- INFORMATION SHOWN -
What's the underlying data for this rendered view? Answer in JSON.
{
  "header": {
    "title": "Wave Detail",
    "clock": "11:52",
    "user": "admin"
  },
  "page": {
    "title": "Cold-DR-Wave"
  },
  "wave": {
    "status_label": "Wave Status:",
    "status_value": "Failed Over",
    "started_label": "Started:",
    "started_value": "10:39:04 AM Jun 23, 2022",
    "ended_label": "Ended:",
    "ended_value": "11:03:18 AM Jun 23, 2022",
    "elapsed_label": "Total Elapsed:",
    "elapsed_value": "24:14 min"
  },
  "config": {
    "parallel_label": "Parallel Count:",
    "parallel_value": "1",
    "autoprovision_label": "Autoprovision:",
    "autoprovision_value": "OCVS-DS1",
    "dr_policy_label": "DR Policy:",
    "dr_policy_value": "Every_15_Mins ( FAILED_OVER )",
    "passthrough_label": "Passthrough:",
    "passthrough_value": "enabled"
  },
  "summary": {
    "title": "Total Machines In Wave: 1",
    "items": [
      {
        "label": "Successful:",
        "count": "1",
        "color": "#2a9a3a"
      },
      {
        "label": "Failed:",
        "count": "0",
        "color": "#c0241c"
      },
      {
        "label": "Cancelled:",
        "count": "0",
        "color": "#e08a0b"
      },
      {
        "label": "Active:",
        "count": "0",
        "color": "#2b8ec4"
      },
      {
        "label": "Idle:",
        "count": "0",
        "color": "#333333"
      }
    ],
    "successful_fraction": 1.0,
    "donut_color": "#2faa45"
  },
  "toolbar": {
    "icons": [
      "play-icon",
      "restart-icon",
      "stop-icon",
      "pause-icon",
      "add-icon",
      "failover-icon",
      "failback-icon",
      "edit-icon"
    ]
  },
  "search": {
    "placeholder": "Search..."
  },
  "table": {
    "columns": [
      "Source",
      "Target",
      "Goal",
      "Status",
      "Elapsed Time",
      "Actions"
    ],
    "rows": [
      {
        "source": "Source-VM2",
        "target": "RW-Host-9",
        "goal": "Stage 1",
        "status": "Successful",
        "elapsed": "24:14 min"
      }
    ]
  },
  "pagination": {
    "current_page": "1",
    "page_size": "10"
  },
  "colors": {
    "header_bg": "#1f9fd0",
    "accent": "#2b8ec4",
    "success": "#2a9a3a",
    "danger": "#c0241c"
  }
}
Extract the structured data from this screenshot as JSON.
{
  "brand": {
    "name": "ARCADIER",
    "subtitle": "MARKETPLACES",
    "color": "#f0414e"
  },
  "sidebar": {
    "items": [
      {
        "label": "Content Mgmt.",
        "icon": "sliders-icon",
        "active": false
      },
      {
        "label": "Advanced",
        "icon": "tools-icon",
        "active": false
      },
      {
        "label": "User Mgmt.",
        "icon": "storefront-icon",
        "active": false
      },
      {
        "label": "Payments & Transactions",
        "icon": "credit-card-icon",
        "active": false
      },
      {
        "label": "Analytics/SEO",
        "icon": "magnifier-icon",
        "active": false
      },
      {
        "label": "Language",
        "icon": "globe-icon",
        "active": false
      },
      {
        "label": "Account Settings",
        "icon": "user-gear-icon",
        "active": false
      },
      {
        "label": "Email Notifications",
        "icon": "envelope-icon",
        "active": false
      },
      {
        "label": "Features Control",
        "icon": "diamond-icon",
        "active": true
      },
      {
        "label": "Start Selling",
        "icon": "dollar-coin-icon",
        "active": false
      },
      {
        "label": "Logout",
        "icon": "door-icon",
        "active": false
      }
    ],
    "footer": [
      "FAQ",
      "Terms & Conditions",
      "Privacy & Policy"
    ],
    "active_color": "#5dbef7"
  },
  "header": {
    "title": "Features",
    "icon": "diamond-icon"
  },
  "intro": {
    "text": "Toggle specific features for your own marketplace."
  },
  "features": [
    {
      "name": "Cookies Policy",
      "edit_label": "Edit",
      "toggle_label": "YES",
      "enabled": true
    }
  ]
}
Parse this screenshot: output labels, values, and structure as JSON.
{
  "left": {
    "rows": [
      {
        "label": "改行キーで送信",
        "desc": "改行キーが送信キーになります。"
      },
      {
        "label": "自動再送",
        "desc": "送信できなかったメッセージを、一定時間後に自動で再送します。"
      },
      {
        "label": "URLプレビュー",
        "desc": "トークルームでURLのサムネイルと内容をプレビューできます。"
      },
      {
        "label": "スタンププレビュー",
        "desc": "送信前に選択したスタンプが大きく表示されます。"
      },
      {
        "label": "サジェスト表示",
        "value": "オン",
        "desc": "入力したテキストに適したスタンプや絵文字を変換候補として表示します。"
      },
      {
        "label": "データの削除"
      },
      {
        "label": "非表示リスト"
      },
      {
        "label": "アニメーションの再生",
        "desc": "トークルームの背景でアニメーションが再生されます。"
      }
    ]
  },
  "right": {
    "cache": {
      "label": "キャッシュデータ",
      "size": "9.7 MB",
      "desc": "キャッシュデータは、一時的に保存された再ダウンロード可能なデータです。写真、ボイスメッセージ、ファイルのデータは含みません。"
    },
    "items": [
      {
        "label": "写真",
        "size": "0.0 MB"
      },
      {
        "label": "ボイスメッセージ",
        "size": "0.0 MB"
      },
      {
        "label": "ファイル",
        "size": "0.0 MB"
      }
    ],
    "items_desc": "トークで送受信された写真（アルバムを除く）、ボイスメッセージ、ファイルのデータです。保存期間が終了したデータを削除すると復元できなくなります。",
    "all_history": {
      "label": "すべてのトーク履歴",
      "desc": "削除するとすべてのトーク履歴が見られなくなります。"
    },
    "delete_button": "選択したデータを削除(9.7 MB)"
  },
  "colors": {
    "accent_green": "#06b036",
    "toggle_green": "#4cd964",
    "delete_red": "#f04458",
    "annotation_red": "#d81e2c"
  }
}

- TASK TO CARRY OUT -
Repeat the material word for word, in full.

- TASK SOLUTION -
What's the underlying data for this rendered view? Answer in JSON.
{
  "header": {
    "title": "Wave Detail",
    "clock": "11:52",
    "user": "admin"
  },
  "page": {
    "title": "Cold-DR-Wave"
  },
  "wave": {
    "status_label": "Wave Status:",
    "status_value": "Failed Over",
    "started_label": "Started:",
    "started_value": "10:39:04 AM Jun 23, 2022",
    "ended_label": "Ended:",
    "ended_value": "11:03:18 AM Jun 23, 2022",
    "elapsed_label": "Total Elapsed:",
    "elapsed_value": "24:14 min"
  },
  "config": {
    "parallel_label": "Parallel Count:",
    "parallel_value": "1",
    "autoprovision_label": "Autoprovision:",
    "autoprovision_value": "OCVS-DS1",
    "dr_policy_label": "DR Policy:",
    "dr_policy_value": "Every_15_Mins ( FAILED_OVER )",
    "passthrough_label": "Passthrough:",
    "passthrough_value": "enabled"
  },
  "summary": {
    "title": "Total Machines In Wave: 1",
    "items": [
      {
        "label": "Successful:",
        "count": "1",
        "color": "#2a9a3a"
      },
      {
        "label": "Failed:",
        "count": "0",
        "color": "#c0241c"
      },
      {
        "label": "Cancelled:",
        "count": "0",
        "color": "#e08a0b"
      },
      {
        "label": "Active:",
        "count": "0",
        "color": "#2b8ec4"
      },
      {
        "label": "Idle:",
        "count": "0",
        "color": "#333333"
      }
    ],
    "successful_fraction": 1.0,
    "donut_color": "#2faa45"
  },
  "toolbar": {
    "icons": [
      "play-icon",
      "restart-icon",
      "stop-icon",
      "pause-icon",
      "add-icon",
      "failover-icon",
      "failback-icon",
      "edit-icon"
    ]
  },
  "search": {
    "placeholder": "Search..."
  },
  "table": {
    "columns": [
      "Source",
      "Target",
      "Goal",
      "Status",
      "Elapsed Time",
      "Actions"
    ],
    "rows": [
      {
        "source": "Source-VM2",
        "target": "RW-Host-9",
        "goal": "Stage 1",
        "status": "Successful",
        "elapsed": "24:14 min"
      }
    ]
  },
  "pagination": {
    "current_page": "1",
    "page_size": "10"
  },
  "colors": {
    "header_bg": "#1f9fd0",
    "accent": "#2b8ec4",
    "success": "#2a9a3a",
    "danger": "#c0241c"
  }
}
Extract the structured data from this screenshot as JSON.
{
  "brand": {
    "name": "ARCADIER",
    "subtitle": "MARKETPLACES",
    "color": "#f0414e"
  },
  "sidebar": {
    "items": [
      {
        "label": "Content Mgmt.",
        "icon": "sliders-icon",
        "active": false
      },
      {
        "label": "Advanced",
        "icon": "tools-icon",
        "active": false
      },
      {
        "label": "User Mgmt.",
        "icon": "storefront-icon",
        "active": false
      },
      {
        "label": "Payments & Transactions",
        "icon": "credit-card-icon",
        "active": false
      },
      {
        "label": "Analytics/SEO",
        "icon": "magnifier-icon",
        "active": false
      },
      {
        "label": "Language",
        "icon": "globe-icon",
        "active": false
      },
      {
        "label": "Account Settings",
        "icon": "user-gear-icon",
        "active": false
      },
      {
        "label": "Email Notifications",
        "icon": "envelope-icon",
        "active": false
      },
      {
        "label": "Features Control",
        "icon": "diamond-icon",
        "active": true
      },
      {
        "label": "Start Selling",
        "icon": "dollar-coin-icon",
        "active": false
      },
      {
        "label": "Logout",
        "icon": "door-icon",
        "active": false
      }
    ],
    "footer": [
      "FAQ",
      "Terms & Conditions",
      "Privacy & Policy"
    ],
    "active_color": "#5dbef7"
  },
  "header": {
    "title": "Features",
    "icon": "diamond-icon"
  },
  "intro": {
    "text": "Toggle specific features for your own marketplace."
  },
  "features": [
    {
      "name": "Cookies Policy",
      "edit_label": "Edit",
      "toggle_label": "YES",
      "enabled": true
    }
  ]
}
Parse this screenshot: output labels, values, and structure as JSON.
{
  "left": {
    "rows": [
      {
        "label": "改行キーで送信",
        "desc": "改行キーが送信キーになります。"
      },
      {
        "label": "自動再送",
        "desc": "送信できなかったメッセージを、一定時間後に自動で再送します。"
      },
      {
        "label": "URLプレビュー",
        "desc": "トークルームでURLのサムネイルと内容をプレビューできます。"
      },
      {
        "label": "スタンププレビュー",
        "desc": "送信前に選択したスタンプが大きく表示されます。"
      },
      {
        "label": "サジェスト表示",
        "value": "オン",
        "desc": "入力したテキストに適したスタンプや絵文字を変換候補として表示します。"
      },
      {
        "label": "データの削除"
      },
      {
        "label": "非表示リスト"
      },
      {
        "label": "アニメーションの再生",
        "desc": "トークルームの背景でアニメーションが再生されます。"
      }
    ]
  },
  "right": {
    "cache": {
      "label": "キャッシュデータ",
      "size": "9.7 MB",
      "desc": "キャッシュデータは、一時的に保存された再ダウンロード可能なデータです。写真、ボイスメッセージ、ファイルのデータは含みません。"
    },
    "items": [
      {
        "label": "写真",
        "size": "0.0 MB"
      },
      {
        "label": "ボイスメッセージ",
        "size": "0.0 MB"
      },
      {
        "label": "ファイル",
        "size": "0.0 MB"
      }
    ],
    "items_desc": "トークで送受信された写真（アルバムを除く）、ボイスメッセージ、ファイルのデータです。保存期間が終了したデータを削除すると復元できなくなります。",
    "all_history": {
      "label": "すべてのトーク履歴",
      "desc": "削除するとすべてのトーク履歴が見られなくなります。"
    },
    "delete_button": "選択したデータを削除(9.7 MB)"
  },
  "colors": {
    "accent_green": "#06b036",
    "toggle_green": "#4cd964",
    "delete_red": "#f04458",
    "annotation_red": "#d81e2c"
  }
}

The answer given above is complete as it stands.